▶ Excerpted data:
* begin *

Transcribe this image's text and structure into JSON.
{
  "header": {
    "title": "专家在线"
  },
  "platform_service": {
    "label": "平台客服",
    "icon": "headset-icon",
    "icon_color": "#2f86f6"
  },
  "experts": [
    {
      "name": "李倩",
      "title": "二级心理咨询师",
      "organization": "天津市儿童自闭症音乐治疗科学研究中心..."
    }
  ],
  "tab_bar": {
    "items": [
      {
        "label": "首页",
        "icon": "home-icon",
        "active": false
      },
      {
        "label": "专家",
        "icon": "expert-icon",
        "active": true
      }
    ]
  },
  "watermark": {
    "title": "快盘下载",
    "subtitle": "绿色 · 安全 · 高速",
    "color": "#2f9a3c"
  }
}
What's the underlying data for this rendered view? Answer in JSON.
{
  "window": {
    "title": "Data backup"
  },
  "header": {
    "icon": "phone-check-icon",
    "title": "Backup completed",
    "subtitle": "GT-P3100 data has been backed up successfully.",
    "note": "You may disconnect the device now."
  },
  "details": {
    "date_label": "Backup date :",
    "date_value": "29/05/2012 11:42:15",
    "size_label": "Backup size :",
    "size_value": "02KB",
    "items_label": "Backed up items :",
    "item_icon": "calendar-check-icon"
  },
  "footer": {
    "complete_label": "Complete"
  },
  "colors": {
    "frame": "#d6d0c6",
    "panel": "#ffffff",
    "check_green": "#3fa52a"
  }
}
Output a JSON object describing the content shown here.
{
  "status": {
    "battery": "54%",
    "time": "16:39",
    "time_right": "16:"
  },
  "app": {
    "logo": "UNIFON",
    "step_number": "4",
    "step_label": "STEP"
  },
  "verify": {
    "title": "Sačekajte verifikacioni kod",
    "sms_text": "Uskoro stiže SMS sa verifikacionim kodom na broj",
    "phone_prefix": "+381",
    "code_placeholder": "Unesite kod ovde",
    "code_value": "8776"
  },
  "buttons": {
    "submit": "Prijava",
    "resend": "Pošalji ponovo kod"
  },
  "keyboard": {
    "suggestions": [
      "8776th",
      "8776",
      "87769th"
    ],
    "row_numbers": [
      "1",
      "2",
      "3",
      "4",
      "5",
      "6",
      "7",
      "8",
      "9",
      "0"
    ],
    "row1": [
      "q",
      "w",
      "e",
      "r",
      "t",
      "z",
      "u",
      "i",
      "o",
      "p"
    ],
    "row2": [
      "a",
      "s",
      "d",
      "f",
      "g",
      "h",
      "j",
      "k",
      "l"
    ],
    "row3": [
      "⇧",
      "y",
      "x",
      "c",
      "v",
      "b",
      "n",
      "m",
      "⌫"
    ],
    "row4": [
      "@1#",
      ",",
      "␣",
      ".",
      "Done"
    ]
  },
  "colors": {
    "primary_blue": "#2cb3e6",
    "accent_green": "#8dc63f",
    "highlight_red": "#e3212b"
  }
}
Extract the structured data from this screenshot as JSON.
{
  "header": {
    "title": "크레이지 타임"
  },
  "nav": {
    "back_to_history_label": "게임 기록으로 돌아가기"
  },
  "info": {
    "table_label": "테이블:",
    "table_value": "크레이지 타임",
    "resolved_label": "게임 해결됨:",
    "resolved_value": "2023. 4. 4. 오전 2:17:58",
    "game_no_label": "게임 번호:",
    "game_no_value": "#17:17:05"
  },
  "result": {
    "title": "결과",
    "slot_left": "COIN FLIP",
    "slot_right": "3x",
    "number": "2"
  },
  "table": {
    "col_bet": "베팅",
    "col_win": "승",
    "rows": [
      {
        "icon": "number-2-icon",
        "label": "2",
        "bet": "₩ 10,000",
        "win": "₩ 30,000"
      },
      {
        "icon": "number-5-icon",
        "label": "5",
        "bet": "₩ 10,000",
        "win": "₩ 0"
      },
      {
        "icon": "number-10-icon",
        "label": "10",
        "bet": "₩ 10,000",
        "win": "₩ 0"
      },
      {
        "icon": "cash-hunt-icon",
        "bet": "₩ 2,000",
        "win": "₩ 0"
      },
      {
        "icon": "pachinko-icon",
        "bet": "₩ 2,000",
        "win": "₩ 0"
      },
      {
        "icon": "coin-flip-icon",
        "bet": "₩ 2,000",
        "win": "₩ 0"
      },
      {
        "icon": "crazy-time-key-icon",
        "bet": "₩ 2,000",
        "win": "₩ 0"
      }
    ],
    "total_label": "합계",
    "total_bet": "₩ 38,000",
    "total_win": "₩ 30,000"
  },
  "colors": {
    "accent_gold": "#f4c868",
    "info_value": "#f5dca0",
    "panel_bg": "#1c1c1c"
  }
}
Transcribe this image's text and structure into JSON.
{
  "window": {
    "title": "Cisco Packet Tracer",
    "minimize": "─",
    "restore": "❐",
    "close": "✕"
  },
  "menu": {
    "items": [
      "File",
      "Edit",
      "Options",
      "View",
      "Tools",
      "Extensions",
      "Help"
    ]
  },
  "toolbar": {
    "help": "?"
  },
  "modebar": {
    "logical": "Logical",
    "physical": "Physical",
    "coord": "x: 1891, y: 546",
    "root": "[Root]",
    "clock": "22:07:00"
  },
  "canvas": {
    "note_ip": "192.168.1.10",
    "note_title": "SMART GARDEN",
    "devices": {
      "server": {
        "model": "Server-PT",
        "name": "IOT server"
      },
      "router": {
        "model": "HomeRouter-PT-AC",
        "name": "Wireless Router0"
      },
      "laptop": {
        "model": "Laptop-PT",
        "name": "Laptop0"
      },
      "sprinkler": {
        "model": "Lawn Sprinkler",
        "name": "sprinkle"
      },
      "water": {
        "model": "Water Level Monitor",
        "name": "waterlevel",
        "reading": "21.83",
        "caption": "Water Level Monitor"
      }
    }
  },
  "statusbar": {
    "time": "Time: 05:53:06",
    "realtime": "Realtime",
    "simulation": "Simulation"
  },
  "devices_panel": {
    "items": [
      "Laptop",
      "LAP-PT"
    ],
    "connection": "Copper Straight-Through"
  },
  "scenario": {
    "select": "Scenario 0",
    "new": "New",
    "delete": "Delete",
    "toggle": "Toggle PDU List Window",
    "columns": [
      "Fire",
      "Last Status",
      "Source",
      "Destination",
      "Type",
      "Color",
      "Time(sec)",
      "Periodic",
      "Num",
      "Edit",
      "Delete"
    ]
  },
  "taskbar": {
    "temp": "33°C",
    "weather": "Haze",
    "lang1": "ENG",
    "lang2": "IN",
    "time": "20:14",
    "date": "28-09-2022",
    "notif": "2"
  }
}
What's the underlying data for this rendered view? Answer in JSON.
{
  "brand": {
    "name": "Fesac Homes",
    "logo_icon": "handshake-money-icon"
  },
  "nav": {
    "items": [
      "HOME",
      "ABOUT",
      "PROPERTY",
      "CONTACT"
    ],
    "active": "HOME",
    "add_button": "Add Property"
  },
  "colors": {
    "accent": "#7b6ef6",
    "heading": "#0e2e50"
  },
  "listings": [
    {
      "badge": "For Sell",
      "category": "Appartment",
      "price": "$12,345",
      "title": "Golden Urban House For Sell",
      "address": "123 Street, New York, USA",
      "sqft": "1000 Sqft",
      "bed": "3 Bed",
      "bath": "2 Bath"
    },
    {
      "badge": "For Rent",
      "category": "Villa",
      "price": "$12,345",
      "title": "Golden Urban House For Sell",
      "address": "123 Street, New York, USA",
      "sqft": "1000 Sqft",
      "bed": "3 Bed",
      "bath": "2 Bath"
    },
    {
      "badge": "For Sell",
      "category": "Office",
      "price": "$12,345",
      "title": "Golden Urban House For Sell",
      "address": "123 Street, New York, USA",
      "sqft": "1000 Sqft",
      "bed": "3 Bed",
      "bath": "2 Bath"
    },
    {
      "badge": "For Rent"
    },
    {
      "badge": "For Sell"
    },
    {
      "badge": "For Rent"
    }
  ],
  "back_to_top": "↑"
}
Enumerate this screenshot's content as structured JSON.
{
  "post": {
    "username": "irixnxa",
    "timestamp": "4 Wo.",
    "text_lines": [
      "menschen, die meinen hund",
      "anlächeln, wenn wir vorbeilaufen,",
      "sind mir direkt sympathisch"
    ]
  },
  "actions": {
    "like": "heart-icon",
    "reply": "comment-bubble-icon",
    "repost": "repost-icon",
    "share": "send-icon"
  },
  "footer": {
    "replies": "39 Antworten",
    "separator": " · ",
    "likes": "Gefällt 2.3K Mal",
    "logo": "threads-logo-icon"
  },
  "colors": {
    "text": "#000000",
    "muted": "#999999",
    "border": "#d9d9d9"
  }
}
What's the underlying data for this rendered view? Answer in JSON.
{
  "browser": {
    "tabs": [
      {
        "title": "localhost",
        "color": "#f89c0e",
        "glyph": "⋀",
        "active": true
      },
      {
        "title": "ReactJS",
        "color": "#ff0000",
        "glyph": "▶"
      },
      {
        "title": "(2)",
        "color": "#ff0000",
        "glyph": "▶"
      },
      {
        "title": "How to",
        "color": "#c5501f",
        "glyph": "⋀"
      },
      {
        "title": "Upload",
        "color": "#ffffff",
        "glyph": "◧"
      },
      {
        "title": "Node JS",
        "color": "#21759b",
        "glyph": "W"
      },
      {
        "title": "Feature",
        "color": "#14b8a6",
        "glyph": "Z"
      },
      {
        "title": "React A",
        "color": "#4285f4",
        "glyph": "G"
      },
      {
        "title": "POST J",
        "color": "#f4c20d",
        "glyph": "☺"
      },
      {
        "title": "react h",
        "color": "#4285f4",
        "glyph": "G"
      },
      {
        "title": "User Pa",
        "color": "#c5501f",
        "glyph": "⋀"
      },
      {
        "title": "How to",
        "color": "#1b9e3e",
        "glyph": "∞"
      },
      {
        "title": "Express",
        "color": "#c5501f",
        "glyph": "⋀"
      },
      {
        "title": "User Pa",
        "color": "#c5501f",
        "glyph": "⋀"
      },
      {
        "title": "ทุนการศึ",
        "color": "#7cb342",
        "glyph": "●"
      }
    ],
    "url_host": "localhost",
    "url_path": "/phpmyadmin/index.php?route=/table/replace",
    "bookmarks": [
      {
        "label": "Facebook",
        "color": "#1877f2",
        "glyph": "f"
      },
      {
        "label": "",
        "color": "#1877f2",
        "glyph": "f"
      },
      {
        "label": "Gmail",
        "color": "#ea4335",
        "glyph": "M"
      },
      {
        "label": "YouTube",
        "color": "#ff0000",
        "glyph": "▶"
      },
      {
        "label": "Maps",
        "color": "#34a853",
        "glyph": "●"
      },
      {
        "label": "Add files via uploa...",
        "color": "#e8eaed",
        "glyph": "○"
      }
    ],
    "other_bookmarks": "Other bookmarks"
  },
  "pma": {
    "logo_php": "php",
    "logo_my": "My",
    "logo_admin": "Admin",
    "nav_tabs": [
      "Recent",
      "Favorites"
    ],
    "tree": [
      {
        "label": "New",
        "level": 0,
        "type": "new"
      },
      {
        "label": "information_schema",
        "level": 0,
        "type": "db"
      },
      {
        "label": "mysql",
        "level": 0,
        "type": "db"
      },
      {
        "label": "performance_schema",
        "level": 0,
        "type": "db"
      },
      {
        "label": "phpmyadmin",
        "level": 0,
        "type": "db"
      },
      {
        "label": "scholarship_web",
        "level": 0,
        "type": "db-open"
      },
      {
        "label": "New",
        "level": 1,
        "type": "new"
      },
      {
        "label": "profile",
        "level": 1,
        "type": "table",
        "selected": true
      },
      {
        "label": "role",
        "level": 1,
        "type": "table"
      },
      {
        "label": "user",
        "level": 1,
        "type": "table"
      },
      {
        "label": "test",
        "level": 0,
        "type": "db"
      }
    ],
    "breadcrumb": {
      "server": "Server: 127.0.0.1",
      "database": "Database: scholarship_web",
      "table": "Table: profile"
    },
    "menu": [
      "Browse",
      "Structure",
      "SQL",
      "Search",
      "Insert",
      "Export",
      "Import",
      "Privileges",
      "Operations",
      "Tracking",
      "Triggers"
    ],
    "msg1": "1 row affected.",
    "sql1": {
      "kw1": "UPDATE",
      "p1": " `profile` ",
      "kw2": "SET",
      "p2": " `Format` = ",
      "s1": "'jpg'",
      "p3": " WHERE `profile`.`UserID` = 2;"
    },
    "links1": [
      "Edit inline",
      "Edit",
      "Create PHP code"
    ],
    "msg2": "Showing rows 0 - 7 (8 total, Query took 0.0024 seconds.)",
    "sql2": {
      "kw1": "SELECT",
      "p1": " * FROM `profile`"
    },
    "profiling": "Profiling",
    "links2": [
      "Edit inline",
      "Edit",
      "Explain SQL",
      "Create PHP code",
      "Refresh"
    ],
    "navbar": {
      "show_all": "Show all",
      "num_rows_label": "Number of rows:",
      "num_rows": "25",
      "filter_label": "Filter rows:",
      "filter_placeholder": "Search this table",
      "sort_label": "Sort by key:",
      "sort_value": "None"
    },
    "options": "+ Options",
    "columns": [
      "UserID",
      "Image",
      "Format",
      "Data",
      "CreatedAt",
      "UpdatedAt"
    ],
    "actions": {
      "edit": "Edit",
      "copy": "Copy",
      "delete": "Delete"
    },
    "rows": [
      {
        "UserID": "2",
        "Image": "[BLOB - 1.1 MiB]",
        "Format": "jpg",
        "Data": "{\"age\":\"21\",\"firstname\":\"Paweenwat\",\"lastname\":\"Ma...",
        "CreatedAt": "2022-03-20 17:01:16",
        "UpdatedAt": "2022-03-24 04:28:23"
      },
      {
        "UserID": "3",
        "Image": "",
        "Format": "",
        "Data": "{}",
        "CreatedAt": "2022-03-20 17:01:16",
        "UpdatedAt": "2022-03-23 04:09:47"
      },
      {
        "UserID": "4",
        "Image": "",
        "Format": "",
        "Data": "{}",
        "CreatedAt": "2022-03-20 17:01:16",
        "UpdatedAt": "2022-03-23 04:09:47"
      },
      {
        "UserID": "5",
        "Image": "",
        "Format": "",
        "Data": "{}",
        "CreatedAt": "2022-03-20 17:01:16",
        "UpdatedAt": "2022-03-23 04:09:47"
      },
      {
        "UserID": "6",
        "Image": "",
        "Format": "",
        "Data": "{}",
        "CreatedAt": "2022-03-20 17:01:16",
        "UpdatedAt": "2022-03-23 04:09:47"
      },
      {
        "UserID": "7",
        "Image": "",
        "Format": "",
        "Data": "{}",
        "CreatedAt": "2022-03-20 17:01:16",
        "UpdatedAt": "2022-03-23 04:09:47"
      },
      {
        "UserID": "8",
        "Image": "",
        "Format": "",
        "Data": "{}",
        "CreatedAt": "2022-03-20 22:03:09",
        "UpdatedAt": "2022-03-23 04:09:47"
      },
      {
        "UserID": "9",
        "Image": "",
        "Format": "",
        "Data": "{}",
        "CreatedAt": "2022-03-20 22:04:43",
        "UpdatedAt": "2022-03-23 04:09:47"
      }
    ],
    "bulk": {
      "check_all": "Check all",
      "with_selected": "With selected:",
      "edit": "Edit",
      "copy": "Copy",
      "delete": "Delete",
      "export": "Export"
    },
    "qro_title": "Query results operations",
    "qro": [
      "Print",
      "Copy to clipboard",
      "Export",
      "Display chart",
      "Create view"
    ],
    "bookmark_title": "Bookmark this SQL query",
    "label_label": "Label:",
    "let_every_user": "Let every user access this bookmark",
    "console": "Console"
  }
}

* end *

▶ Task prompt:
Within the listing above, find every line containing the string "phpmyadmin" and return it.

▶ Complete answer:
    "url_path": "/phpmyadmin/index.php?route=/table/replace",
        "label": "phpmyadmin",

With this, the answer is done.